● **Your task**:
Copy every line of the entries that includes the word "Running".

● **The records**:
----
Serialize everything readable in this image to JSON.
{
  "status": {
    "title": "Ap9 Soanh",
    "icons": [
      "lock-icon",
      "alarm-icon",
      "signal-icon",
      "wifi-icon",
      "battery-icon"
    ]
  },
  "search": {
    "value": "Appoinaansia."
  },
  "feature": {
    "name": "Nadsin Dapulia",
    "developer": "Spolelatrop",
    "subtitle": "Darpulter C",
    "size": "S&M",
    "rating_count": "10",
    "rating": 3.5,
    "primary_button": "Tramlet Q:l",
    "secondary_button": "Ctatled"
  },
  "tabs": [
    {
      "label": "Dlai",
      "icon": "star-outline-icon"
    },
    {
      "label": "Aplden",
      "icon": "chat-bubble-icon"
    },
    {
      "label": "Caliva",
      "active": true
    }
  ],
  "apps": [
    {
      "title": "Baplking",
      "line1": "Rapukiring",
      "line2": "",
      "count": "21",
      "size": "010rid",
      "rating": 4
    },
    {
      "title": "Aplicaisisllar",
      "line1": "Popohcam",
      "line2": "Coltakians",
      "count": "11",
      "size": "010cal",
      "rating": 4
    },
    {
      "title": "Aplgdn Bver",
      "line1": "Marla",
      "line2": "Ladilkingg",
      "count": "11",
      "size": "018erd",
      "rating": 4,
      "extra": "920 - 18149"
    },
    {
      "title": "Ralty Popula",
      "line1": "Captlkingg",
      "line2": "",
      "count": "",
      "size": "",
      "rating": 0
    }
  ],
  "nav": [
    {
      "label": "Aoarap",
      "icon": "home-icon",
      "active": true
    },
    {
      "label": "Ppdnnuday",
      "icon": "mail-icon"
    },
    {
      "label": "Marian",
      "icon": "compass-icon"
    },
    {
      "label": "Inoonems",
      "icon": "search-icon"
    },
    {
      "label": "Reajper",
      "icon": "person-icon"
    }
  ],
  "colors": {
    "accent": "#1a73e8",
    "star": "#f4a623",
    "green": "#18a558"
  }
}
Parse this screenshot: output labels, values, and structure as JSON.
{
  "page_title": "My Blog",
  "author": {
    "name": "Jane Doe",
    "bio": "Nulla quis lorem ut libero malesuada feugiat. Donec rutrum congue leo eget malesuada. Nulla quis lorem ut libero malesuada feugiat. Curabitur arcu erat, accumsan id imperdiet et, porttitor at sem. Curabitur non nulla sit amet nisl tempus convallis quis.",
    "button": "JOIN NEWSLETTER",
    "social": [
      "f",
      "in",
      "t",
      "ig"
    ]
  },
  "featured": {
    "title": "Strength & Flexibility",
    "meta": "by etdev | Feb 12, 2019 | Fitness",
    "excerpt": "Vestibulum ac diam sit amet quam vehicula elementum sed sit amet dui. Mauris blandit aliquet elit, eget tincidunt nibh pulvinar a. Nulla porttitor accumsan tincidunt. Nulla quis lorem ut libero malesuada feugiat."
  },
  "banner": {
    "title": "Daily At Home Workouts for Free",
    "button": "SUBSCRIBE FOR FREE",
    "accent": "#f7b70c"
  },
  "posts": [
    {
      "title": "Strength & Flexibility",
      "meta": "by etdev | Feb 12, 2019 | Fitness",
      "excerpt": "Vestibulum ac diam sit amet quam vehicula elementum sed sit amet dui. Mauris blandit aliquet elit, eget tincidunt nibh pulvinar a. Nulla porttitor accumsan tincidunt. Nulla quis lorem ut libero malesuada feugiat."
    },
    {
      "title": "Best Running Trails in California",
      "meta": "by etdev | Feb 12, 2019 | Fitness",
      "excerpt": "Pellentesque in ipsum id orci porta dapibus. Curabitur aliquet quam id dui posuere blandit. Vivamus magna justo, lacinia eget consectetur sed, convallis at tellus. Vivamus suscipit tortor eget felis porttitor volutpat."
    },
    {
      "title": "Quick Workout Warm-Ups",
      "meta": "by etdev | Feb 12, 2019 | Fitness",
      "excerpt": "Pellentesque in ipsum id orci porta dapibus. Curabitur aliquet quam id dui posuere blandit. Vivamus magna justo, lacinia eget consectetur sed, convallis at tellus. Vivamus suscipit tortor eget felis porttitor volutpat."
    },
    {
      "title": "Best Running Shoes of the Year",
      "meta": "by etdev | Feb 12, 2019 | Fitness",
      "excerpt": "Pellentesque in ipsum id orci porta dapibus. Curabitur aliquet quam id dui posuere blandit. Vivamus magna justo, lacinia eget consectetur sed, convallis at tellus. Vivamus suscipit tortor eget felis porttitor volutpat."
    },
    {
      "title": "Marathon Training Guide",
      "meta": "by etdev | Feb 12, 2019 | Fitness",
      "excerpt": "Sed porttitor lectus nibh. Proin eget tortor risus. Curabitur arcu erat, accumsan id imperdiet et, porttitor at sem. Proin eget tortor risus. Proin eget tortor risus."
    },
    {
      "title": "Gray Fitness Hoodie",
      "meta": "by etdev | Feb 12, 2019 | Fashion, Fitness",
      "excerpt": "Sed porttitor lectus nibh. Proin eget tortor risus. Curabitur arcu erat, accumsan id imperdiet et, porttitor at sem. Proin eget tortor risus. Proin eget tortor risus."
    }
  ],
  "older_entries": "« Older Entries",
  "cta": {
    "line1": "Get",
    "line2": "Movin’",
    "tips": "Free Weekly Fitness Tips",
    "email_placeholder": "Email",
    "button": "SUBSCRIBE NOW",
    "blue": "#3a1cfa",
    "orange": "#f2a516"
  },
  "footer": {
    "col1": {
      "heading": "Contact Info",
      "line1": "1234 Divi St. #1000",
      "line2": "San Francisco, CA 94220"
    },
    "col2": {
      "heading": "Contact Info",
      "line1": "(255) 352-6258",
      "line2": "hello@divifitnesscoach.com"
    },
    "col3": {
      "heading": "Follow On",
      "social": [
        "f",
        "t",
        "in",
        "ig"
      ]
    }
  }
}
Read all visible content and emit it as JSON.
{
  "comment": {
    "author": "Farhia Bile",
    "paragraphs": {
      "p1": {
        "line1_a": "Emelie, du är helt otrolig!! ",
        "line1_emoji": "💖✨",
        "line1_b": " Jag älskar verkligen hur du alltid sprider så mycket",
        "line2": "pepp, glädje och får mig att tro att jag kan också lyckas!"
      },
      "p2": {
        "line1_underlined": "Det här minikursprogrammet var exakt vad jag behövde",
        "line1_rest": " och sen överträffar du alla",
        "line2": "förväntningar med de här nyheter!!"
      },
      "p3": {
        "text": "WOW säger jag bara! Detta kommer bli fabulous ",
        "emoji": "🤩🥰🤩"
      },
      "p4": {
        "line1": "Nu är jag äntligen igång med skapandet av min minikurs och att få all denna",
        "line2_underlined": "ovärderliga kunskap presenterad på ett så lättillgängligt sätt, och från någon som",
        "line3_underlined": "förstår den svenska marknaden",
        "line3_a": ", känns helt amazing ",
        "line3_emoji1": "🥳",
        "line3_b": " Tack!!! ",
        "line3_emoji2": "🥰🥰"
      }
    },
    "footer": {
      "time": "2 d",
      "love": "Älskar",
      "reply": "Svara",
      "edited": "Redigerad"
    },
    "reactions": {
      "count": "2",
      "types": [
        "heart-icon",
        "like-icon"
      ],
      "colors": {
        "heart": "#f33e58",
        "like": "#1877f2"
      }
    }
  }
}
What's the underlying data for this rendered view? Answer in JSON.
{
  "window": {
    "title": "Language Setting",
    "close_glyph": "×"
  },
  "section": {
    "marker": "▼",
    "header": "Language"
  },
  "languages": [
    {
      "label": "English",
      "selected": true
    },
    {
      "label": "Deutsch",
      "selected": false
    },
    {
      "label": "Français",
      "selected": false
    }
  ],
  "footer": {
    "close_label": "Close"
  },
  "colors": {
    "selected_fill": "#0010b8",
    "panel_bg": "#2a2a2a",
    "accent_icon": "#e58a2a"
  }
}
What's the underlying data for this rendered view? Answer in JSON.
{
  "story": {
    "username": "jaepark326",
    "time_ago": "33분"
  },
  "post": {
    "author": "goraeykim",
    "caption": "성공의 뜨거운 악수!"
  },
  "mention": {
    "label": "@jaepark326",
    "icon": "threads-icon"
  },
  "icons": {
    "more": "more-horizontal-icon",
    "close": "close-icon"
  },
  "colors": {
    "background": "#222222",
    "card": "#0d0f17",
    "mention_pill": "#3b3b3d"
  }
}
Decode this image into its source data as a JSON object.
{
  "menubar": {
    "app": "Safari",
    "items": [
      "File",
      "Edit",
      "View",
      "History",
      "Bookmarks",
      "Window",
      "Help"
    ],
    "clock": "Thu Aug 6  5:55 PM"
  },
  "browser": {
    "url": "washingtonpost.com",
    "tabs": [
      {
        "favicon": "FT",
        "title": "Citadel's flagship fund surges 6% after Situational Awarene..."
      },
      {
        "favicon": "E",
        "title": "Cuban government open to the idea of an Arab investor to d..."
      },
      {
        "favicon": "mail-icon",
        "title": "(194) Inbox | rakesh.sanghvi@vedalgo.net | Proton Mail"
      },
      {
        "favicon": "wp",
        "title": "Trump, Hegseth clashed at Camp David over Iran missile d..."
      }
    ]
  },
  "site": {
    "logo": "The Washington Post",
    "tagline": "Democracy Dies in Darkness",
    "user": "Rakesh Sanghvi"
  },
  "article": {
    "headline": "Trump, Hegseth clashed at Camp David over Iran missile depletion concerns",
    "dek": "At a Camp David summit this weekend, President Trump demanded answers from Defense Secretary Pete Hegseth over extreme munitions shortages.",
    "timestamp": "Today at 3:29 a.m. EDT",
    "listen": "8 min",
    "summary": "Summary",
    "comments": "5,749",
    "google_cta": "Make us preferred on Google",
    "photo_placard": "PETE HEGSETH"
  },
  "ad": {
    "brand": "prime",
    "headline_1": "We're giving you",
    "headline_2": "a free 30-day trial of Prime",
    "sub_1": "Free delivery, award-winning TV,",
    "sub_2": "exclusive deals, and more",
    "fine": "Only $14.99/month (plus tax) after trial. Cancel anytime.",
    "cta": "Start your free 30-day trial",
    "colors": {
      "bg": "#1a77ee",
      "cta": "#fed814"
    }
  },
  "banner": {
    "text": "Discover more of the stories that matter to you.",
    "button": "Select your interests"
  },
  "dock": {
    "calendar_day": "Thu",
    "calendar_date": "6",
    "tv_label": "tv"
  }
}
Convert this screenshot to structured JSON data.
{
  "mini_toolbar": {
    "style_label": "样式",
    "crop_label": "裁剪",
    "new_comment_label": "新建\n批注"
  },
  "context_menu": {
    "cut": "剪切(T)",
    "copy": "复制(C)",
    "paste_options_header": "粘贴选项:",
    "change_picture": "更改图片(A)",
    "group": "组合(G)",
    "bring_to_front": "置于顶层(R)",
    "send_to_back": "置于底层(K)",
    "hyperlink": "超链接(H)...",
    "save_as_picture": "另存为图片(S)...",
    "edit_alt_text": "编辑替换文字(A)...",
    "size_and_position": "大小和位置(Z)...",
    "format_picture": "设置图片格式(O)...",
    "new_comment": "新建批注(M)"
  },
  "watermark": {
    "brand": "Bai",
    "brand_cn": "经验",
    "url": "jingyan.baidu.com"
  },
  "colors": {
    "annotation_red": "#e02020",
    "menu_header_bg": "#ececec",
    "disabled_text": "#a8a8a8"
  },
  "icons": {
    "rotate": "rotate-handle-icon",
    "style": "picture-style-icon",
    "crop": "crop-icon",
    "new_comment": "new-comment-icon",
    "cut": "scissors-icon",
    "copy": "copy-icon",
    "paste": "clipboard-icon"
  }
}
----
● **Response**:
      "title": "Best Running Trails in California",
      "title": "Best Running Shoes of the Year",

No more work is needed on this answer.